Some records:
________________________

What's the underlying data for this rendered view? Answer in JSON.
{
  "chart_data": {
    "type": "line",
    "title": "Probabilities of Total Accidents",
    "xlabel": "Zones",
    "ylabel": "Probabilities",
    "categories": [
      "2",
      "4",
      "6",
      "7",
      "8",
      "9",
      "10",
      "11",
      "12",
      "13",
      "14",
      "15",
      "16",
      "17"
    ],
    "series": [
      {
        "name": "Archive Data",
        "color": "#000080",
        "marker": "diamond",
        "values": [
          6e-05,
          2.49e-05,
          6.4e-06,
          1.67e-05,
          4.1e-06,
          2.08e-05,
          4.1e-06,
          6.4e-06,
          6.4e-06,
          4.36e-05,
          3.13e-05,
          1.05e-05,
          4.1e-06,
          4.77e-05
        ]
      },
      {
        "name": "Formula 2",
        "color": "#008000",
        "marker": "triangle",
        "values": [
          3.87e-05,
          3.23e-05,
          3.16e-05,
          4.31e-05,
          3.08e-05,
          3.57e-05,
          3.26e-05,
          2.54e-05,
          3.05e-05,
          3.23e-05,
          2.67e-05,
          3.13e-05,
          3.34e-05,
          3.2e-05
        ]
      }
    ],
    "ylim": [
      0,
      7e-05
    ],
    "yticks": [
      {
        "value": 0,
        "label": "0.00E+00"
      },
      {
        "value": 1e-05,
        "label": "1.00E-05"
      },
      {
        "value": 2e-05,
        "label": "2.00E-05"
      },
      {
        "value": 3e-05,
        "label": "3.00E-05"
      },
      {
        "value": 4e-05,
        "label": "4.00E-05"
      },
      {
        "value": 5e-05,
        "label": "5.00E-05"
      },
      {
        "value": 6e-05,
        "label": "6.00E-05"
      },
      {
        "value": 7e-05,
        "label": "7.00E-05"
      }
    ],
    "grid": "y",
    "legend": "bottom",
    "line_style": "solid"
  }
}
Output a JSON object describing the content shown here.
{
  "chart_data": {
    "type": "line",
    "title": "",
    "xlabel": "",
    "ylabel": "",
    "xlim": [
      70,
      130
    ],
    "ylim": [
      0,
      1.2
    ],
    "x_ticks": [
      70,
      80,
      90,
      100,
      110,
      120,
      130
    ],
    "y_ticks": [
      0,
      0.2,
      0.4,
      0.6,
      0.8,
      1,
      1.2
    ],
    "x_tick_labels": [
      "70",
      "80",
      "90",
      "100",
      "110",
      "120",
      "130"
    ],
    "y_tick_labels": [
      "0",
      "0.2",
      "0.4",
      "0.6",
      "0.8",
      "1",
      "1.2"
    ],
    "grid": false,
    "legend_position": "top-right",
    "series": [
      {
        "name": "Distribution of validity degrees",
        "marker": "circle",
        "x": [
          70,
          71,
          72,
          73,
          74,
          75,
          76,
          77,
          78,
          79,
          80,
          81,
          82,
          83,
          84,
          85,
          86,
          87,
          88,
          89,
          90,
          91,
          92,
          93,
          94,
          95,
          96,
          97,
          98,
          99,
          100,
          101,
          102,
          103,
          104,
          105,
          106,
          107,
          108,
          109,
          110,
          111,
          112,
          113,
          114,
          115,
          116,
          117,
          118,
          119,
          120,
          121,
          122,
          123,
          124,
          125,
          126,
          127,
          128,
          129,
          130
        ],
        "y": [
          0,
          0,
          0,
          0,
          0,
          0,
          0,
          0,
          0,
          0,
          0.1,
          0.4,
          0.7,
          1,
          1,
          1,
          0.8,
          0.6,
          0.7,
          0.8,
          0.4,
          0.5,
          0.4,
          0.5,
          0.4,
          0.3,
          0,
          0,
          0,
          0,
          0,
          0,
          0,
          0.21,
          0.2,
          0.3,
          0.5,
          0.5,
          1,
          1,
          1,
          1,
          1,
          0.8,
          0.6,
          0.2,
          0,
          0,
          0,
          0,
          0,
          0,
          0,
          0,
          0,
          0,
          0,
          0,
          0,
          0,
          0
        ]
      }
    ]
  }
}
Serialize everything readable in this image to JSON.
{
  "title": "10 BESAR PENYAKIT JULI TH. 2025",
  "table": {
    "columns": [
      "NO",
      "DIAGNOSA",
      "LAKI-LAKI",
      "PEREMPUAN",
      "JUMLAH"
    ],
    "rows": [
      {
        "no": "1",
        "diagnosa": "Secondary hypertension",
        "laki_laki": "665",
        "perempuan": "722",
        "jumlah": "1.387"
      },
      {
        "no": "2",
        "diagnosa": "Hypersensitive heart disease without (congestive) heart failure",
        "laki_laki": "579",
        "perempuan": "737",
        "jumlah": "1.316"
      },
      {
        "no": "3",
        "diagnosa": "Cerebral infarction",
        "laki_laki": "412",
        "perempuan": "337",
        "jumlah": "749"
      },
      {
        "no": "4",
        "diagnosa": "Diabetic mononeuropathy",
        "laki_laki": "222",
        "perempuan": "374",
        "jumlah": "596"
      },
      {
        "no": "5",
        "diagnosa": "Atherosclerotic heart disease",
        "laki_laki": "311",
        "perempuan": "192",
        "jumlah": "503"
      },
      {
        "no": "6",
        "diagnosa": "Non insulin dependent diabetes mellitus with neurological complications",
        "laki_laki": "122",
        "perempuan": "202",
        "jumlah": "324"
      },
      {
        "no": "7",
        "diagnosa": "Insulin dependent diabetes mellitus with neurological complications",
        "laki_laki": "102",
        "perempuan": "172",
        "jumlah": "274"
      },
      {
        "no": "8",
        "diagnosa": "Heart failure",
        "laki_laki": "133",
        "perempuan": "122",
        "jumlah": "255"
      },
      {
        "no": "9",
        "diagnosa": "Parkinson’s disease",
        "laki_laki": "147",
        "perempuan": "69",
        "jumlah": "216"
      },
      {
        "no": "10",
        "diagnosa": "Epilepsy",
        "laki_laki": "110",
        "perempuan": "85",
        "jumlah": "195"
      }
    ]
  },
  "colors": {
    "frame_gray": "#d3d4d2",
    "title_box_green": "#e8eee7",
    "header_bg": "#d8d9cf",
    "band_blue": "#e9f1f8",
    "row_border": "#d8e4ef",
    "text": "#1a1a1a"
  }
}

________________________

Instructions to follow
Show every line that contains the word "marker".

Final result
        "marker": "diamond",
        "marker": "triangle",
        "marker": "circle",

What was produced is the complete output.